Check each line below for the word "disabled", and copy those that have it.
__________________________________________________
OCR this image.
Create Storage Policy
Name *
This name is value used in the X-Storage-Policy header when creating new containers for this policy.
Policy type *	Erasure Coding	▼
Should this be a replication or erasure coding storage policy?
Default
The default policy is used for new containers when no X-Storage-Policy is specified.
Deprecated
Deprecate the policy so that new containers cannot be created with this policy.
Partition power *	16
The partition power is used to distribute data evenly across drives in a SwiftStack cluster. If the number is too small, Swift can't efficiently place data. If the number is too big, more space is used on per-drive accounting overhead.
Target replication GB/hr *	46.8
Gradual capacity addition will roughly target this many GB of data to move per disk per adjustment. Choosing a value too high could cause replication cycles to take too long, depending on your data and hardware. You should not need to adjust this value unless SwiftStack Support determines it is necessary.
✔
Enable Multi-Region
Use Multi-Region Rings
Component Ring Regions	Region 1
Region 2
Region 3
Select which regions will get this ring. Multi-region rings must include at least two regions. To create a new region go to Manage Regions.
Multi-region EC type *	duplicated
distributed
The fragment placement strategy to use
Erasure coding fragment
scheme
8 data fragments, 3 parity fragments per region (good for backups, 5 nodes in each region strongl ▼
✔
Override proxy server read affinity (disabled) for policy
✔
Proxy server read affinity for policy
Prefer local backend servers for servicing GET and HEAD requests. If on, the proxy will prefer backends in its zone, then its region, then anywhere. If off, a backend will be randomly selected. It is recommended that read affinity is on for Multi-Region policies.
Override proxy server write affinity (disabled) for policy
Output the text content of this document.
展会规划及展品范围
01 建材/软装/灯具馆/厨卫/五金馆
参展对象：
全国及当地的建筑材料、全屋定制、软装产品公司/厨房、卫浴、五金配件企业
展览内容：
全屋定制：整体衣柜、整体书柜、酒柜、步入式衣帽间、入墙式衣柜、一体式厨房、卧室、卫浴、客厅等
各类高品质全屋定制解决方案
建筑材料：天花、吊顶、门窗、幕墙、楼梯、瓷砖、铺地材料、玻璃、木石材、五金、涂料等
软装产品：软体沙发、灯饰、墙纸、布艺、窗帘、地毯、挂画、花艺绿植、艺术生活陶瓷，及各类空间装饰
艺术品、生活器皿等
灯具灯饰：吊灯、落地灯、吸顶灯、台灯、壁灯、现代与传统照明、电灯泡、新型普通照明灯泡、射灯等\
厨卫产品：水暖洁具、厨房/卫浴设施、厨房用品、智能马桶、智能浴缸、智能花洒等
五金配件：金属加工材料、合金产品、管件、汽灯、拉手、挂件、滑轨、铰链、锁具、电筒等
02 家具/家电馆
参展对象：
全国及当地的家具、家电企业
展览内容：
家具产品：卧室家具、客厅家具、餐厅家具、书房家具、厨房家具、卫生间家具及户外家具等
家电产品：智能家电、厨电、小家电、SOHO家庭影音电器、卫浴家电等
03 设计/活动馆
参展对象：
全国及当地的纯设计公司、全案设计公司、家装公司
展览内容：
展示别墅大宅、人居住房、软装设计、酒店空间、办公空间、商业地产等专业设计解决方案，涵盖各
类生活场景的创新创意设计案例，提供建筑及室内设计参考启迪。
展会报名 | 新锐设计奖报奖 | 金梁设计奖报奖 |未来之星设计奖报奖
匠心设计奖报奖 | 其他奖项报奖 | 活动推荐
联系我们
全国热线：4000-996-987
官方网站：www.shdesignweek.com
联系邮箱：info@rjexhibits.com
__________________________________________________
*Answer to the exercise*.
Override proxy server read affinity (disabled) for policy
Override proxy server write affinity (disabled) for policy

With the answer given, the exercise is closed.